# [Your objective]
Show all lines holding the string "content".

= = = = =

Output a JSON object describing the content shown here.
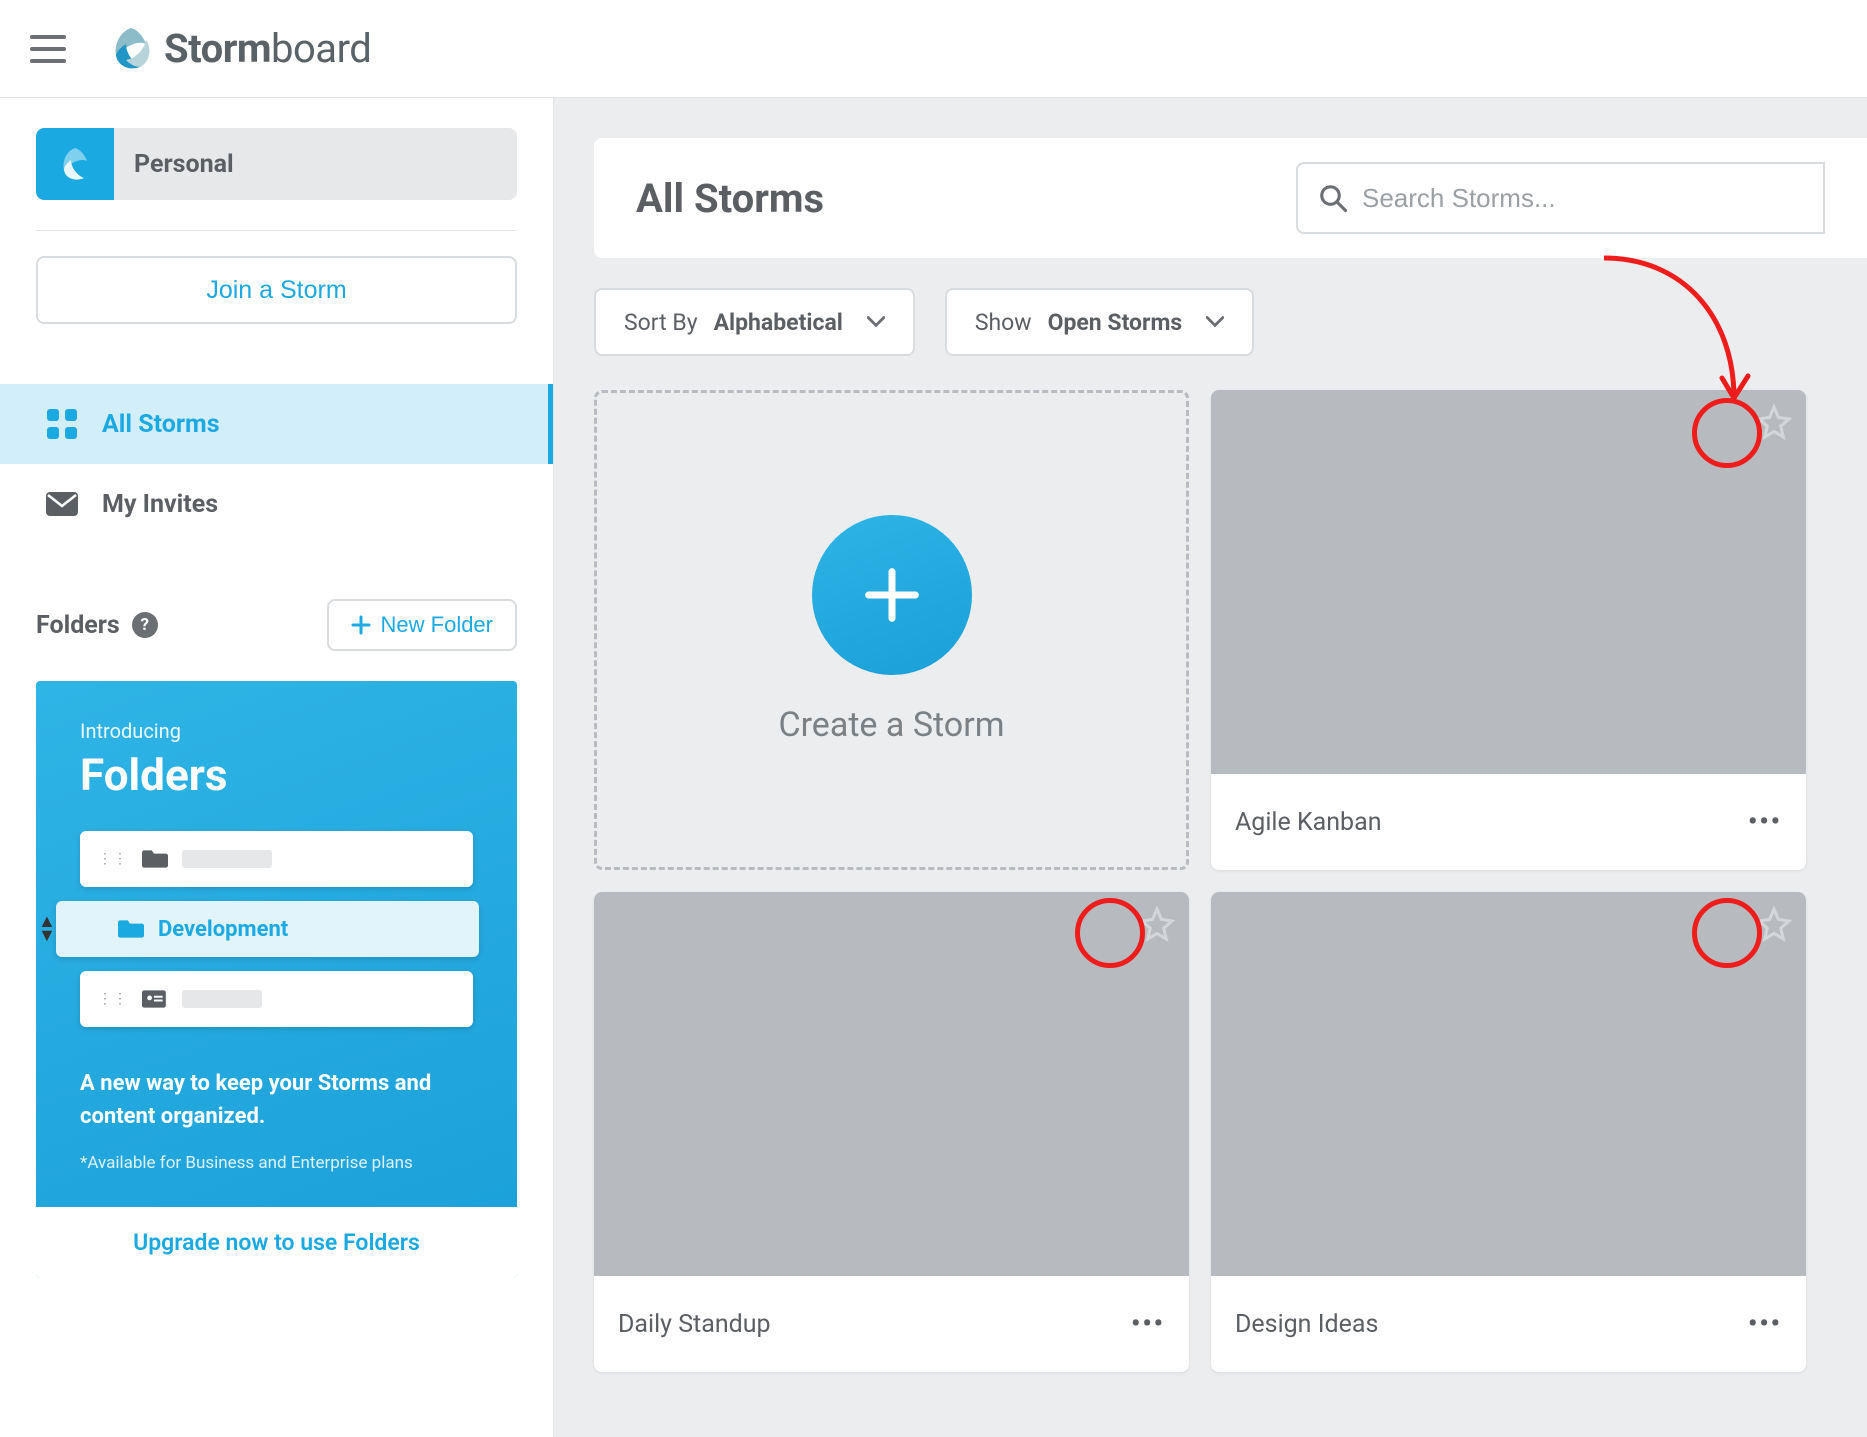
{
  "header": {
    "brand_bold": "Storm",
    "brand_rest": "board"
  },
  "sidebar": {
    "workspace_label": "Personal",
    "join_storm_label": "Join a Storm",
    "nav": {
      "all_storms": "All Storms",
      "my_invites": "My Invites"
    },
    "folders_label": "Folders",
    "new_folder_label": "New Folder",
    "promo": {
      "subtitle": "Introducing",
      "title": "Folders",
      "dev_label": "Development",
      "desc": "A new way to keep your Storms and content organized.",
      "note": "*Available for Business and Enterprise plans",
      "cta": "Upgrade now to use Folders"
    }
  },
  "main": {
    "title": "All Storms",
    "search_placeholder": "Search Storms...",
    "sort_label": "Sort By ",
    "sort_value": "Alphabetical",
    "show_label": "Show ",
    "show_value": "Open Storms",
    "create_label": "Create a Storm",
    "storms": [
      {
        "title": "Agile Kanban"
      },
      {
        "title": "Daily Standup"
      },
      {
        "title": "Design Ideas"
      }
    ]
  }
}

= = = = =

# [Task solution]
Output a JSON object describing the content shown here.
      "desc": "A new way to keep your Storms and content organized.",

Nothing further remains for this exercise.